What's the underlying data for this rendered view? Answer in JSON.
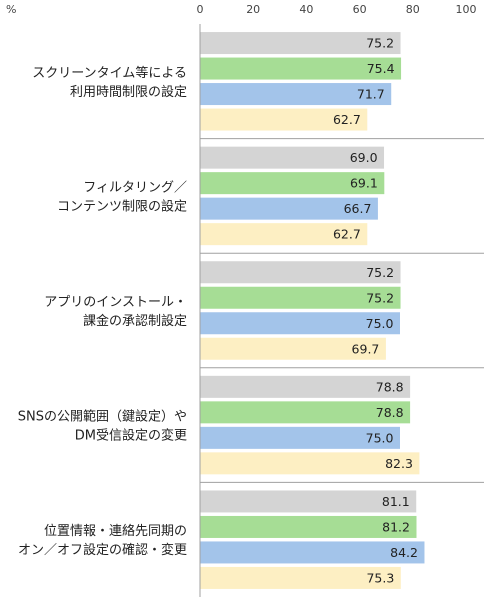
{
  "chart_data": {
    "type": "bar",
    "orientation": "horizontal",
    "unit": "%",
    "xlim": [
      0,
      100
    ],
    "ticks": [
      0,
      20,
      40,
      60,
      80,
      100
    ],
    "tick_labels": [
      "0",
      "20",
      "40",
      "60",
      "80",
      "100"
    ],
    "categories": [
      [
        "スクリーンタイム等による",
        "利用時間制限の設定"
      ],
      [
        "フィルタリング／",
        "コンテンツ制限の設定"
      ],
      [
        "アプリのインストール・",
        "課金の承認制設定"
      ],
      [
        "SNSの公開範囲（鍵設定）や",
        "DM受信設定の変更"
      ],
      [
        "位置情報・連絡先同期の",
        "オン／オフ設定の確認・変更"
      ]
    ],
    "series": [
      {
        "color": "#d4d4d4",
        "values": [
          75.2,
          69.0,
          75.2,
          78.8,
          81.1
        ],
        "labels": [
          "75.2",
          "69.0",
          "75.2",
          "78.8",
          "81.1"
        ]
      },
      {
        "color": "#a6dd95",
        "values": [
          75.4,
          69.1,
          75.2,
          78.8,
          81.2
        ],
        "labels": [
          "75.4",
          "69.1",
          "75.2",
          "78.8",
          "81.2"
        ]
      },
      {
        "color": "#a3c4ea",
        "values": [
          71.7,
          66.7,
          75.0,
          75.0,
          84.2
        ],
        "labels": [
          "71.7",
          "66.7",
          "75.0",
          "75.0",
          "84.2"
        ]
      },
      {
        "color": "#fdefc3",
        "values": [
          62.7,
          62.7,
          69.7,
          82.3,
          75.3
        ],
        "labels": [
          "62.7",
          "62.7",
          "69.7",
          "82.3",
          "75.3"
        ]
      }
    ],
    "gridlines": false,
    "legend": "none"
  }
}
====
> WHAT IS ASKED
Leave images out of the retyped records; keep all else exact.

> EXERCISE RESULT
What's the underlying data for this rendered view? Answer in JSON.
{
  "chart_data": {
    "type": "bar",
    "orientation": "horizontal",
    "unit": "%",
    "xlim": [
      0,
      100
    ],
    "ticks": [
      0,
      20,
      40,
      60,
      80,
      100
    ],
    "tick_labels": [
      "0",
      "20",
      "40",
      "60",
      "80",
      "100"
    ],
    "categories": [
      [
        "スクリーンタイム等による",
        "利用時間制限の設定"
      ],
      [
        "フィルタリング／",
        "コンテンツ制限の設定"
      ],
      [
        "アプリのインストール・",
        "課金の承認制設定"
      ],
      [
        "SNSの公開範囲（鍵設定）や",
        "DM受信設定の変更"
      ],
      [
        "位置情報・連絡先同期の",
        "オン／オフ設定の確認・変更"
      ]
    ],
    "series": [
      {
        "color": "#d4d4d4",
        "values": [
          75.2,
          69.0,
          75.2,
          78.8,
          81.1
        ],
        "labels": [
          "75.2",
          "69.0",
          "75.2",
          "78.8",
          "81.1"
        ]
      },
      {
        "color": "#a6dd95",
        "values": [
          75.4,
          69.1,
          75.2,
          78.8,
          81.2
        ],
        "labels": [
          "75.4",
          "69.1",
          "75.2",
          "78.8",
          "81.2"
        ]
      },
      {
        "color": "#a3c4ea",
        "values": [
          71.7,
          66.7,
          75.0,
          75.0,
          84.2
        ],
        "labels": [
          "71.7",
          "66.7",
          "75.0",
          "75.0",
          "84.2"
        ]
      },
      {
        "color": "#fdefc3",
        "values": [
          62.7,
          62.7,
          69.7,
          82.3,
          75.3
        ],
        "labels": [
          "62.7",
          "62.7",
          "69.7",
          "82.3",
          "75.3"
        ]
      }
    ],
    "gridlines": false,
    "legend": "none"
  }
}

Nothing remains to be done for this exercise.